● **To do**:
Every record must appear in your copy exactly as written, with no pictures.

● **Entries**:
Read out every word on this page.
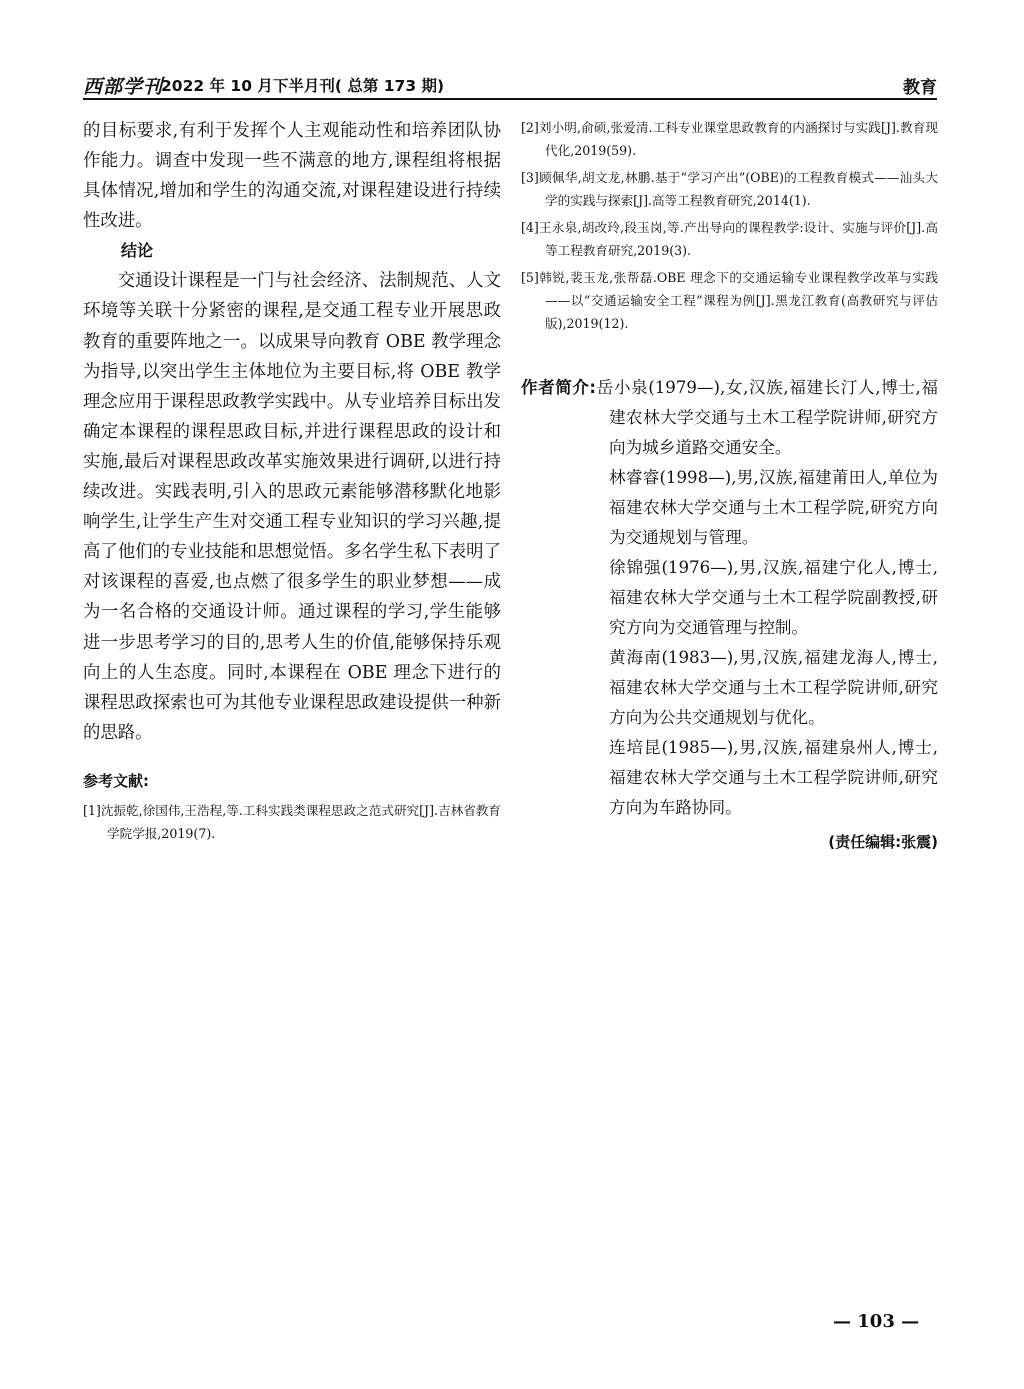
西部学刊
2022 年 10 月下半月刊( 总第 173 期)	教育

的目标要求,有利于发挥个人主观能动性和培养团队协作能力。调查中发现一些不满意的地方,课程组将根据具体情况,增加和学生的沟通交流,对课程建设进行持续性改进。

结论

交通设计课程是一门与社会经济、法制规范、人文环境等关联十分紧密的课程,是交通工程专业开展思政教育的重要阵地之一。以成果导向教育 OBE 教学理念为指导,以突出学生主体地位为主要目标,将 OBE 教学理念应用于课程思政教学实践中。从专业培养目标出发确定本课程的课程思政目标,并进行课程思政的设计和实施,最后对课程思政改革实施效果进行调研,以进行持续改进。实践表明,引入的思政元素能够潜移默化地影响学生,让学生产生对交通工程专业知识的学习兴趣,提高了他们的专业技能和思想觉悟。多名学生私下表明了对该课程的喜爱,也点燃了很多学生的职业梦想——成为一名合格的交通设计师。通过课程的学习,学生能够进一步思考学习的目的,思考人生的价值,能够保持乐观向上的人生态度。同时,本课程在 OBE 理念下进行的课程思政探索也可为其他专业课程思政建设提供一种新的思路。

参考文献:

[1]沈振乾,徐国伟,王浩程,等.工科实践类课程思政之范式研究[J].吉林省教育学院学报,2019(7).

[2]刘小明,俞硕,张爱清.工科专业课堂思政教育的内涵探讨与实践[J].教育现代化,2019(59).

[3]顾佩华,胡文龙,林鹏.基于“学习产出”(OBE)的工程教育模式——汕头大学的实践与探索[J].高等工程教育研究,2014(1).

[4]王永泉,胡改玲,段玉岗,等.产出导向的课程教学:设计、实施与评价[J].高等工程教育研究,2019(3).

[5]韩锐,裴玉龙,张帮磊.OBE 理念下的交通运输专业课程教学改革与实践——以“交通运输安全工程”课程为例[J].黑龙江教育(高教研究与评估版),2019(12).

作者简介:岳小泉(1979—),女,汉族,福建长汀人,博士,福建农林大学交通与土木工程学院讲师,研究方向为城乡道路交通安全。

林睿睿(1998—),男,汉族,福建莆田人,单位为福建农林大学交通与土木工程学院,研究方向为交通规划与管理。

徐锦强(1976—),男,汉族,福建宁化人,博士,福建农林大学交通与土木工程学院副教授,研究方向为交通管理与控制。

黄海南(1983—),男,汉族,福建龙海人,博士,福建农林大学交通与土木工程学院讲师,研究方向为公共交通规划与优化。

连培昆(1985—),男,汉族,福建泉州人,博士,福建农林大学交通与土木工程学院讲师,研究方向为车路协同。

(责任编辑:张震)
— 103 —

● **Solution to the exercise**:
Read out every word on this page.
西部学刊
2022 年 10 月下半月刊( 总第 173 期)	教育

的目标要求,有利于发挥个人主观能动性和培养团队协作能力。调查中发现一些不满意的地方,课程组将根据具体情况,增加和学生的沟通交流,对课程建设进行持续性改进。

结论

交通设计课程是一门与社会经济、法制规范、人文环境等关联十分紧密的课程,是交通工程专业开展思政教育的重要阵地之一。以成果导向教育 OBE 教学理念为指导,以突出学生主体地位为主要目标,将 OBE 教学理念应用于课程思政教学实践中。从专业培养目标出发确定本课程的课程思政目标,并进行课程思政的设计和实施,最后对课程思政改革实施效果进行调研,以进行持续改进。实践表明,引入的思政元素能够潜移默化地影响学生,让学生产生对交通工程专业知识的学习兴趣,提高了他们的专业技能和思想觉悟。多名学生私下表明了对该课程的喜爱,也点燃了很多学生的职业梦想——成为一名合格的交通设计师。通过课程的学习,学生能够进一步思考学习的目的,思考人生的价值,能够保持乐观向上的人生态度。同时,本课程在 OBE 理念下进行的课程思政探索也可为其他专业课程思政建设提供一种新的思路。

参考文献:

[1]沈振乾,徐国伟,王浩程,等.工科实践类课程思政之范式研究[J].吉林省教育学院学报,2019(7).

[2]刘小明,俞硕,张爱清.工科专业课堂思政教育的内涵探讨与实践[J].教育现代化,2019(59).

[3]顾佩华,胡文龙,林鹏.基于“学习产出”(OBE)的工程教育模式——汕头大学的实践与探索[J].高等工程教育研究,2014(1).

[4]王永泉,胡改玲,段玉岗,等.产出导向的课程教学:设计、实施与评价[J].高等工程教育研究,2019(3).

[5]韩锐,裴玉龙,张帮磊.OBE 理念下的交通运输专业课程教学改革与实践——以“交通运输安全工程”课程为例[J].黑龙江教育(高教研究与评估版),2019(12).

作者简介:岳小泉(1979—),女,汉族,福建长汀人,博士,福建农林大学交通与土木工程学院讲师,研究方向为城乡道路交通安全。

林睿睿(1998—),男,汉族,福建莆田人,单位为福建农林大学交通与土木工程学院,研究方向为交通规划与管理。

徐锦强(1976—),男,汉族,福建宁化人,博士,福建农林大学交通与土木工程学院副教授,研究方向为交通管理与控制。

黄海南(1983—),男,汉族,福建龙海人,博士,福建农林大学交通与土木工程学院讲师,研究方向为公共交通规划与优化。

连培昆(1985—),男,汉族,福建泉州人,博士,福建农林大学交通与土木工程学院讲师,研究方向为车路协同。

(责任编辑:张震)
— 103 —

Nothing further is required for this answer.